(Dateneinträge)
+-------+

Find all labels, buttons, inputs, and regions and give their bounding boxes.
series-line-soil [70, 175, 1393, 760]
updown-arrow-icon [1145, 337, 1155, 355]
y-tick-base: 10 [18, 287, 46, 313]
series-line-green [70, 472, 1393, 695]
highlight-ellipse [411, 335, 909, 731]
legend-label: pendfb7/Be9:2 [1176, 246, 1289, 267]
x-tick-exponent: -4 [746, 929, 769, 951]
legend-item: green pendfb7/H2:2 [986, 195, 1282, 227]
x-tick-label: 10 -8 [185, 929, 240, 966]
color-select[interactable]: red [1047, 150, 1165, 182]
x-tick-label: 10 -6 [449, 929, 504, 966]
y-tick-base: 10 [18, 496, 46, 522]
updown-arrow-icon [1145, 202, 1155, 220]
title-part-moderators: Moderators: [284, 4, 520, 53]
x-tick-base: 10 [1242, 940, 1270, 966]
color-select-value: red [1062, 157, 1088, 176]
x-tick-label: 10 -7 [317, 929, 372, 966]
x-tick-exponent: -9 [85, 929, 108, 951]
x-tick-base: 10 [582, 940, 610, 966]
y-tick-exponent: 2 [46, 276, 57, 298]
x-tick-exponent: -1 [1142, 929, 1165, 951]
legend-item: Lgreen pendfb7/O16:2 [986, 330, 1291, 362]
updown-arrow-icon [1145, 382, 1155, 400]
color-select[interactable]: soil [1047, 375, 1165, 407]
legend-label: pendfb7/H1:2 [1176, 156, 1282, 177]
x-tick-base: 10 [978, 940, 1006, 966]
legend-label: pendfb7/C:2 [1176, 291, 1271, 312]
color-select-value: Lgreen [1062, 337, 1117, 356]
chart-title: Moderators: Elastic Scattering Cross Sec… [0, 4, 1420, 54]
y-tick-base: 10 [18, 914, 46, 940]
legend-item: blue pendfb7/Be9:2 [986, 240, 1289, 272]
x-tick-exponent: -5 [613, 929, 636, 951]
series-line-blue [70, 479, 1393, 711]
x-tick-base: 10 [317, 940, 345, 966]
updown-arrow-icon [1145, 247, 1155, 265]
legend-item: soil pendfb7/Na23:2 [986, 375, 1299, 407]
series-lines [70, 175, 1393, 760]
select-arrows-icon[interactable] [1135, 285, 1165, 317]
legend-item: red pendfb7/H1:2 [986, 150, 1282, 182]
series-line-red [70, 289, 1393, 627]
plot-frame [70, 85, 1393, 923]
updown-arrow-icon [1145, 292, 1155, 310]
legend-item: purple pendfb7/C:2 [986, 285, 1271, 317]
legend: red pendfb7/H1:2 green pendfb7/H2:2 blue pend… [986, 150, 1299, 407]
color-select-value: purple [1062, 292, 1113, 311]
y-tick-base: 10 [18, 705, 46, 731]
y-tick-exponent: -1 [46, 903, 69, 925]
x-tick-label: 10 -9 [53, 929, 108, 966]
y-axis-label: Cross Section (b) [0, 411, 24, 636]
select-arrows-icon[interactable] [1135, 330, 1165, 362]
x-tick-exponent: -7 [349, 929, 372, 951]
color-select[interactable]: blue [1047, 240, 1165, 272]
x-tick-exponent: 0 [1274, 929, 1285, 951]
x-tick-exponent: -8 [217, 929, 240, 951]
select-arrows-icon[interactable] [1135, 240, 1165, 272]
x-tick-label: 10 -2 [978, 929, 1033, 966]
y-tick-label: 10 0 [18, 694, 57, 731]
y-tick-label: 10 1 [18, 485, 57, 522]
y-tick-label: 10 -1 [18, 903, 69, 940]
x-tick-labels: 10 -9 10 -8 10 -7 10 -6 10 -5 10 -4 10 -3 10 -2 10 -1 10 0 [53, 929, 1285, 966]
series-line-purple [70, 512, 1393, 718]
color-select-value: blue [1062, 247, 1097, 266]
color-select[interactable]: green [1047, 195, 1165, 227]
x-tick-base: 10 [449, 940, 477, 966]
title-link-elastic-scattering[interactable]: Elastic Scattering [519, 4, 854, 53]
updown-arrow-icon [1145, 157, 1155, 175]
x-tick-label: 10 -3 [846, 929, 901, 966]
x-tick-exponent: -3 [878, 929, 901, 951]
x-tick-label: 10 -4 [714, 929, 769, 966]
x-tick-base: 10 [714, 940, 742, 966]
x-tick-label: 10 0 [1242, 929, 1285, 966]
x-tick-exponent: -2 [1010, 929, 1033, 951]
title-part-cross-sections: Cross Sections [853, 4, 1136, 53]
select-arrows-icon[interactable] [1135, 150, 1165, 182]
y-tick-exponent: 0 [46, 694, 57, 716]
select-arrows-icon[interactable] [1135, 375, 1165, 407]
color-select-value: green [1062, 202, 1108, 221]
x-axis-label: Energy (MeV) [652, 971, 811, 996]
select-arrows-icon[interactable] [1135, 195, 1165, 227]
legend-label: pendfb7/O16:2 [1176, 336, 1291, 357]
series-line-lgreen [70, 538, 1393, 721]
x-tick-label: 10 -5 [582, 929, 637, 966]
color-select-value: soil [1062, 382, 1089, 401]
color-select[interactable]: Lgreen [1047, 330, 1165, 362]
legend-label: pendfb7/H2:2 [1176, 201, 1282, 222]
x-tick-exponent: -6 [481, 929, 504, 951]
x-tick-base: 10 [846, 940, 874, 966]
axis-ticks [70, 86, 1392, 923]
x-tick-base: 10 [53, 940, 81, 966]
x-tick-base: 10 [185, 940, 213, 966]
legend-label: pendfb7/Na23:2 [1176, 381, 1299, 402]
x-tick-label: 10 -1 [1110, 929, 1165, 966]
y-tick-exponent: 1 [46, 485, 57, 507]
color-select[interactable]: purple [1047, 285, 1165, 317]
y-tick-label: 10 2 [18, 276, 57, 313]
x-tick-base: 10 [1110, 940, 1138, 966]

+-------+

| Auftrag |
Überarbeite alle Einträge und schreib sie noch einmal vollständig ab, wobei du jedes „purple“ durch „violet“ ersetzt. Alles andere bleibt genau gleich.

| Schriftliche Lösung |
Find all labels, buttons, inputs, and regions and give their bounding boxes.
series-line-soil [70, 175, 1393, 760]
updown-arrow-icon [1145, 337, 1155, 355]
y-tick-base: 10 [18, 287, 46, 313]
series-line-green [70, 472, 1393, 695]
highlight-ellipse [411, 335, 909, 731]
legend-label: pendfb7/Be9:2 [1176, 246, 1289, 267]
x-tick-exponent: -4 [746, 929, 769, 951]
legend-item: green pendfb7/H2:2 [986, 195, 1282, 227]
x-tick-label: 10 -8 [185, 929, 240, 966]
color-select[interactable]: red [1047, 150, 1165, 182]
x-tick-label: 10 -6 [449, 929, 504, 966]
y-tick-base: 10 [18, 496, 46, 522]
updown-arrow-icon [1145, 202, 1155, 220]
title-part-moderators: Moderators: [284, 4, 520, 53]
x-tick-base: 10 [1242, 940, 1270, 966]
color-select-value: red [1062, 157, 1088, 176]
x-tick-label: 10 -7 [317, 929, 372, 966]
x-tick-exponent: -9 [85, 929, 108, 951]
x-tick-base: 10 [582, 940, 610, 966]
y-tick-exponent: 2 [46, 276, 57, 298]
x-tick-exponent: -1 [1142, 929, 1165, 951]
legend-item: Lgreen pendfb7/O16:2 [986, 330, 1291, 362]
updown-arrow-icon [1145, 382, 1155, 400]
color-select[interactable]: soil [1047, 375, 1165, 407]
legend-label: pendfb7/H1:2 [1176, 156, 1282, 177]
x-tick-base: 10 [978, 940, 1006, 966]
legend-label: pendfb7/C:2 [1176, 291, 1271, 312]
color-select-value: Lgreen [1062, 337, 1117, 356]
chart-title: Moderators: Elastic Scattering Cross Sec… [0, 4, 1420, 54]
y-tick-base: 10 [18, 914, 46, 940]
legend-item: blue pendfb7/Be9:2 [986, 240, 1289, 272]
x-tick-exponent: -5 [613, 929, 636, 951]
series-line-blue [70, 479, 1393, 711]
x-tick-base: 10 [317, 940, 345, 966]
updown-arrow-icon [1145, 247, 1155, 265]
legend-item: soil pendfb7/Na23:2 [986, 375, 1299, 407]
series-lines [70, 175, 1393, 760]
select-arrows-icon[interactable] [1135, 285, 1165, 317]
legend-item: red pendfb7/H1:2 [986, 150, 1282, 182]
series-line-red [70, 289, 1393, 627]
plot-frame [70, 85, 1393, 923]
updown-arrow-icon [1145, 292, 1155, 310]
legend-item: violet pendfb7/C:2 [986, 285, 1271, 317]
legend: red pendfb7/H1:2 green pendfb7/H2:2 blue pend… [986, 150, 1299, 407]
color-select-value: violet [1062, 292, 1113, 311]
y-tick-base: 10 [18, 705, 46, 731]
y-tick-exponent: -1 [46, 903, 69, 925]
x-tick-label: 10 -9 [53, 929, 108, 966]
y-axis-label: Cross Section (b) [0, 411, 24, 636]
select-arrows-icon[interactable] [1135, 330, 1165, 362]
x-tick-exponent: -7 [349, 929, 372, 951]
color-select[interactable]: blue [1047, 240, 1165, 272]
x-tick-exponent: 0 [1274, 929, 1285, 951]
x-tick-exponent: -8 [217, 929, 240, 951]
select-arrows-icon[interactable] [1135, 240, 1165, 272]
x-tick-label: 10 -2 [978, 929, 1033, 966]
y-tick-label: 10 0 [18, 694, 57, 731]
y-tick-label: 10 1 [18, 485, 57, 522]
y-tick-label: 10 -1 [18, 903, 69, 940]
x-tick-labels: 10 -9 10 -8 10 -7 10 -6 10 -5 10 -4 10 -3 10 -2 10 -1 10 0 [53, 929, 1285, 966]
series-line-violet [70, 512, 1393, 718]
color-select-value: blue [1062, 247, 1097, 266]
color-select[interactable]: green [1047, 195, 1165, 227]
x-tick-base: 10 [449, 940, 477, 966]
title-link-elastic-scattering[interactable]: Elastic Scattering [519, 4, 854, 53]
updown-arrow-icon [1145, 157, 1155, 175]
x-tick-label: 10 -3 [846, 929, 901, 966]
x-tick-exponent: -3 [878, 929, 901, 951]
x-tick-label: 10 -4 [714, 929, 769, 966]
x-tick-base: 10 [714, 940, 742, 966]
x-tick-label: 10 0 [1242, 929, 1285, 966]
x-tick-exponent: -2 [1010, 929, 1033, 951]
title-part-cross-sections: Cross Sections [853, 4, 1136, 53]
select-arrows-icon[interactable] [1135, 150, 1165, 182]
y-tick-exponent: 0 [46, 694, 57, 716]
select-arrows-icon[interactable] [1135, 375, 1165, 407]
color-select-value: green [1062, 202, 1108, 221]
x-axis-label: Energy (MeV) [652, 971, 811, 996]
select-arrows-icon[interactable] [1135, 195, 1165, 227]
legend-label: pendfb7/O16:2 [1176, 336, 1291, 357]
series-line-lgreen [70, 538, 1393, 721]
x-tick-label: 10 -5 [582, 929, 637, 966]
color-select-value: soil [1062, 382, 1089, 401]
color-select[interactable]: Lgreen [1047, 330, 1165, 362]
legend-label: pendfb7/H2:2 [1176, 201, 1282, 222]
x-tick-exponent: -6 [481, 929, 504, 951]
x-tick-base: 10 [846, 940, 874, 966]
axis-ticks [70, 86, 1392, 923]
x-tick-base: 10 [53, 940, 81, 966]
x-tick-base: 10 [185, 940, 213, 966]
legend-label: pendfb7/Na23:2 [1176, 381, 1299, 402]
x-tick-label: 10 -1 [1110, 929, 1165, 966]
y-tick-exponent: 1 [46, 485, 57, 507]
color-select[interactable]: violet [1047, 285, 1165, 317]
y-tick-label: 10 2 [18, 276, 57, 313]
x-tick-base: 10 [1110, 940, 1138, 966]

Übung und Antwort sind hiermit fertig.